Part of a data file
## Begin

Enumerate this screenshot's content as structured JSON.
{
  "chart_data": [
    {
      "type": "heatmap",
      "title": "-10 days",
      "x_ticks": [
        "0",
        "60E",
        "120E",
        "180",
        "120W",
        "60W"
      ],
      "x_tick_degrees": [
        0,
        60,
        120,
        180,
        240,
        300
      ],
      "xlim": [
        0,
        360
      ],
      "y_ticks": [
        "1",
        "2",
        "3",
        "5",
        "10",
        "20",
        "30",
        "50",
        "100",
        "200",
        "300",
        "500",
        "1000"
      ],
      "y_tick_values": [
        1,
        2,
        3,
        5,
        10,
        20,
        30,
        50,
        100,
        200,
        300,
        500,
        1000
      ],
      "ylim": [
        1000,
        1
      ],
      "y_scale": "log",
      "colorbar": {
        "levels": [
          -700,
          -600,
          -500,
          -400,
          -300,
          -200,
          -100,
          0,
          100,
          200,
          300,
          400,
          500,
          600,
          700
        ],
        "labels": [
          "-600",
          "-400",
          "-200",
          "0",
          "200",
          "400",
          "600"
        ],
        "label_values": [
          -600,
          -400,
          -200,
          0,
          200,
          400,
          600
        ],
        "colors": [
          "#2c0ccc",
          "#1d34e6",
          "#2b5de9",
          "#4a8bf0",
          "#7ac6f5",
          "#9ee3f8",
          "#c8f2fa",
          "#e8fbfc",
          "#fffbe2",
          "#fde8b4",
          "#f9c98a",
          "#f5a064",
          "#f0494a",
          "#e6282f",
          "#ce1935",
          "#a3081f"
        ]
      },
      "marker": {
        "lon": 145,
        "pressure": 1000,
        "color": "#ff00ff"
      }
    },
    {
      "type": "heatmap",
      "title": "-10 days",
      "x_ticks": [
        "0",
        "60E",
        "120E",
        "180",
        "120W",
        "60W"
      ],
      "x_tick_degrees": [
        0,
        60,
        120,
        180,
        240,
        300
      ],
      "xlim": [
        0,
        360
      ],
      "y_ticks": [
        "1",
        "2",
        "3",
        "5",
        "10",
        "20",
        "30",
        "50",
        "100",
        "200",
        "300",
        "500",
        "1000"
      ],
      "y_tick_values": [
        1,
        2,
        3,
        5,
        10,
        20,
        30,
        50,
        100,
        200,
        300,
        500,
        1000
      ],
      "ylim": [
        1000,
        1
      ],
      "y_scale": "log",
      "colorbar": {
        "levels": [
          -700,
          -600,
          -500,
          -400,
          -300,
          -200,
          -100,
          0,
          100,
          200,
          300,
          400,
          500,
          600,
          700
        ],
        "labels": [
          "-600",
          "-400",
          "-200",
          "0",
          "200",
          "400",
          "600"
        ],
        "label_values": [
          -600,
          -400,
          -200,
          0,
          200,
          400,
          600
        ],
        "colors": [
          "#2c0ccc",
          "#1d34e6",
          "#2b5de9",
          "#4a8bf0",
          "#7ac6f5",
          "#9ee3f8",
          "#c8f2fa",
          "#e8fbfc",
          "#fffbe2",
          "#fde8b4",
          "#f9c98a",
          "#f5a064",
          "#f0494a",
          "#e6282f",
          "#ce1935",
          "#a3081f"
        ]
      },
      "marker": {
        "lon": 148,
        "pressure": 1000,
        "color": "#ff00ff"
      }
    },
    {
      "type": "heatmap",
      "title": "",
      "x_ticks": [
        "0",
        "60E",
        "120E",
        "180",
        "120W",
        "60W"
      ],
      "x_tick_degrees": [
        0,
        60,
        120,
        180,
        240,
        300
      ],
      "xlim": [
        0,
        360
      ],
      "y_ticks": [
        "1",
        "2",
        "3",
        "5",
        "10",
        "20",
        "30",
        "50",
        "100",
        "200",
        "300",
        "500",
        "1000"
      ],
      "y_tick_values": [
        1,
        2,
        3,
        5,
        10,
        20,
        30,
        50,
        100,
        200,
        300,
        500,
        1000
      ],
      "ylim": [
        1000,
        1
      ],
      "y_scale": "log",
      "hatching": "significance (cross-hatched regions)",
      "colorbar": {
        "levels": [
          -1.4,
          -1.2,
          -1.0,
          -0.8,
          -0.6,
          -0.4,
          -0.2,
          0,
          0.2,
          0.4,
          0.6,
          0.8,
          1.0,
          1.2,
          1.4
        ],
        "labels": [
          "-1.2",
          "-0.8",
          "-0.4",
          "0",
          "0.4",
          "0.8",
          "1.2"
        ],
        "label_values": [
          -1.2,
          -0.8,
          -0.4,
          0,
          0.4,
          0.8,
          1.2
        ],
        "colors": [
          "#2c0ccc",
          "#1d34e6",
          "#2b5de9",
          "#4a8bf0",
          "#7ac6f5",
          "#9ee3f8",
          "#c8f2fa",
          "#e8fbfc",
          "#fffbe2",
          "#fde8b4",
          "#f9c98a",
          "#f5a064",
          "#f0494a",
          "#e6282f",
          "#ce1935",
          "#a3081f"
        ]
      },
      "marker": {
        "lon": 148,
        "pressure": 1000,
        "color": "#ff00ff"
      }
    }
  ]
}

## End

Write out the entries in full, exactly as given.

Enumerate this screenshot's content as structured JSON.
{
  "chart_data": [
    {
      "type": "heatmap",
      "title": "-10 days",
      "x_ticks": [
        "0",
        "60E",
        "120E",
        "180",
        "120W",
        "60W"
      ],
      "x_tick_degrees": [
        0,
        60,
        120,
        180,
        240,
        300
      ],
      "xlim": [
        0,
        360
      ],
      "y_ticks": [
        "1",
        "2",
        "3",
        "5",
        "10",
        "20",
        "30",
        "50",
        "100",
        "200",
        "300",
        "500",
        "1000"
      ],
      "y_tick_values": [
        1,
        2,
        3,
        5,
        10,
        20,
        30,
        50,
        100,
        200,
        300,
        500,
        1000
      ],
      "ylim": [
        1000,
        1
      ],
      "y_scale": "log",
      "colorbar": {
        "levels": [
          -700,
          -600,
          -500,
          -400,
          -300,
          -200,
          -100,
          0,
          100,
          200,
          300,
          400,
          500,
          600,
          700
        ],
        "labels": [
          "-600",
          "-400",
          "-200",
          "0",
          "200",
          "400",
          "600"
        ],
        "label_values": [
          -600,
          -400,
          -200,
          0,
          200,
          400,
          600
        ],
        "colors": [
          "#2c0ccc",
          "#1d34e6",
          "#2b5de9",
          "#4a8bf0",
          "#7ac6f5",
          "#9ee3f8",
          "#c8f2fa",
          "#e8fbfc",
          "#fffbe2",
          "#fde8b4",
          "#f9c98a",
          "#f5a064",
          "#f0494a",
          "#e6282f",
          "#ce1935",
          "#a3081f"
        ]
      },
      "marker": {
        "lon": 145,
        "pressure": 1000,
        "color": "#ff00ff"
      }
    },
    {
      "type": "heatmap",
      "title": "-10 days",
      "x_ticks": [
        "0",
        "60E",
        "120E",
        "180",
        "120W",
        "60W"
      ],
      "x_tick_degrees": [
        0,
        60,
        120,
        180,
        240,
        300
      ],
      "xlim": [
        0,
        360
      ],
      "y_ticks": [
        "1",
        "2",
        "3",
        "5",
        "10",
        "20",
        "30",
        "50",
        "100",
        "200",
        "300",
        "500",
        "1000"
      ],
      "y_tick_values": [
        1,
        2,
        3,
        5,
        10,
        20,
        30,
        50,
        100,
        200,
        300,
        500,
        1000
      ],
      "ylim": [
        1000,
        1
      ],
      "y_scale": "log",
      "colorbar": {
        "levels": [
          -700,
          -600,
          -500,
          -400,
          -300,
          -200,
          -100,
          0,
          100,
          200,
          300,
          400,
          500,
          600,
          700
        ],
        "labels": [
          "-600",
          "-400",
          "-200",
          "0",
          "200",
          "400",
          "600"
        ],
        "label_values": [
          -600,
          -400,
          -200,
          0,
          200,
          400,
          600
        ],
        "colors": [
          "#2c0ccc",
          "#1d34e6",
          "#2b5de9",
          "#4a8bf0",
          "#7ac6f5",
          "#9ee3f8",
          "#c8f2fa",
          "#e8fbfc",
          "#fffbe2",
          "#fde8b4",
          "#f9c98a",
          "#f5a064",
          "#f0494a",
          "#e6282f",
          "#ce1935",
          "#a3081f"
        ]
      },
      "marker": {
        "lon": 148,
        "pressure": 1000,
        "color": "#ff00ff"
      }
    },
    {
      "type": "heatmap",
      "title": "",
      "x_ticks": [
        "0",
        "60E",
        "120E",
        "180",
        "120W",
        "60W"
      ],
      "x_tick_degrees": [
        0,
        60,
        120,
        180,
        240,
        300
      ],
      "xlim": [
        0,
        360
      ],
      "y_ticks": [
        "1",
        "2",
        "3",
        "5",
        "10",
        "20",
        "30",
        "50",
        "100",
        "200",
        "300",
        "500",
        "1000"
      ],
      "y_tick_values": [
        1,
        2,
        3,
        5,
        10,
        20,
        30,
        50,
        100,
        200,
        300,
        500,
        1000
      ],
      "ylim": [
        1000,
        1
      ],
      "y_scale": "log",
      "hatching": "significance (cross-hatched regions)",
      "colorbar": {
        "levels": [
          -1.4,
          -1.2,
          -1.0,
          -0.8,
          -0.6,
          -0.4,
          -0.2,
          0,
          0.2,
          0.4,
          0.6,
          0.8,
          1.0,
          1.2,
          1.4
        ],
        "labels": [
          "-1.2",
          "-0.8",
          "-0.4",
          "0",
          "0.4",
          "0.8",
          "1.2"
        ],
        "label_values": [
          -1.2,
          -0.8,
          -0.4,
          0,
          0.4,
          0.8,
          1.2
        ],
        "colors": [
          "#2c0ccc",
          "#1d34e6",
          "#2b5de9",
          "#4a8bf0",
          "#7ac6f5",
          "#9ee3f8",
          "#c8f2fa",
          "#e8fbfc",
          "#fffbe2",
          "#fde8b4",
          "#f9c98a",
          "#f5a064",
          "#f0494a",
          "#e6282f",
          "#ce1935",
          "#a3081f"
        ]
      },
      "marker": {
        "lon": 148,
        "pressure": 1000,
        "color": "#ff00ff"
      }
    }
  ]
}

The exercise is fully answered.